TASK REQUIREMENTS »
Where the string "TradingView" occurs in the material below, report the whole line.

[Items from a figure collection]
-- start --

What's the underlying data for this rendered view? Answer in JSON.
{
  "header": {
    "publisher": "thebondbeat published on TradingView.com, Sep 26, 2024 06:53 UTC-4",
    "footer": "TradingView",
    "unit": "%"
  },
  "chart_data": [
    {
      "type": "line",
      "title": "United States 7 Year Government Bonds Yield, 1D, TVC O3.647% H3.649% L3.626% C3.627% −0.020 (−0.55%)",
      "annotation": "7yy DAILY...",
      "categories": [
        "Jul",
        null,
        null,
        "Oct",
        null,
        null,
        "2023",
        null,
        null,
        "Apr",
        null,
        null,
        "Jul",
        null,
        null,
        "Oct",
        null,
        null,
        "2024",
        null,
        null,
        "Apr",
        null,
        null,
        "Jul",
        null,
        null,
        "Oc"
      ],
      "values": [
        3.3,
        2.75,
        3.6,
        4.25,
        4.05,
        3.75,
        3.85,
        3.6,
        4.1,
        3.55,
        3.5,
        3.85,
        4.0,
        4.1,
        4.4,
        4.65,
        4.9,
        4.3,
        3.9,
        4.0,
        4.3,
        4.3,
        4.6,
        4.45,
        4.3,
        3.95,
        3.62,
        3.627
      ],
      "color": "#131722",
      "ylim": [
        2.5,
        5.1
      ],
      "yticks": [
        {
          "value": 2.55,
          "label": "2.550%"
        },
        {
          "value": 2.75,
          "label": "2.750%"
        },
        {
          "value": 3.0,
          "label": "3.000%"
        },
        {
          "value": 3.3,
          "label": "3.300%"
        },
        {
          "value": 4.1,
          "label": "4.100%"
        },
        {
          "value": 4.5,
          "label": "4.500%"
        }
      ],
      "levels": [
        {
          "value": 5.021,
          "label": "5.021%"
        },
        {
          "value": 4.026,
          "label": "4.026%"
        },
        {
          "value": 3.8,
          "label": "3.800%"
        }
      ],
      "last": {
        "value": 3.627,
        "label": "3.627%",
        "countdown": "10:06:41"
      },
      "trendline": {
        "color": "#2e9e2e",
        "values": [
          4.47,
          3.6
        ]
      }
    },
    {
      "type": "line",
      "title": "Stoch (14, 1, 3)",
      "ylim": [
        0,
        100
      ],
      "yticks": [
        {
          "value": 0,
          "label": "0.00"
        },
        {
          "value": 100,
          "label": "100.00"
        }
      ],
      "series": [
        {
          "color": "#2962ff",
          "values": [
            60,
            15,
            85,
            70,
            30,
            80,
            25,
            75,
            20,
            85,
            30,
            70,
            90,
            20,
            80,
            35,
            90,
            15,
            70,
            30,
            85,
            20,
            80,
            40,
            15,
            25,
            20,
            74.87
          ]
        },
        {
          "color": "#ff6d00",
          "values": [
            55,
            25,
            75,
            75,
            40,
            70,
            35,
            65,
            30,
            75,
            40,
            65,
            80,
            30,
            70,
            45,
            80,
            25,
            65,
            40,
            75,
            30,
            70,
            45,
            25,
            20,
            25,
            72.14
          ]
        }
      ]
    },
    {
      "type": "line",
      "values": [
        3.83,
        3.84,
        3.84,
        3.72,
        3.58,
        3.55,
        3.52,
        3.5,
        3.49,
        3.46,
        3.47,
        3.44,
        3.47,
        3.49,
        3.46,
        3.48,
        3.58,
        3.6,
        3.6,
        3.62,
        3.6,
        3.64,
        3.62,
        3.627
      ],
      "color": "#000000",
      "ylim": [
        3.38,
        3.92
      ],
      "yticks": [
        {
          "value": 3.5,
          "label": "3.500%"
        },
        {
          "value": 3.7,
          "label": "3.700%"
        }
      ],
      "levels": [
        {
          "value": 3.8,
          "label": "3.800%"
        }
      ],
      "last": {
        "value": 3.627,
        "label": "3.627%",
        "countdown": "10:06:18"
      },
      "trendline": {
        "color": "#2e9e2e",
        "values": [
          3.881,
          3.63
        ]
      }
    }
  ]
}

-- end --

TASK OUTPUT »
    "publisher": "thebondbeat published on TradingView.com, Sep 26, 2024 06:53 UTC-4",
    "footer": "TradingView",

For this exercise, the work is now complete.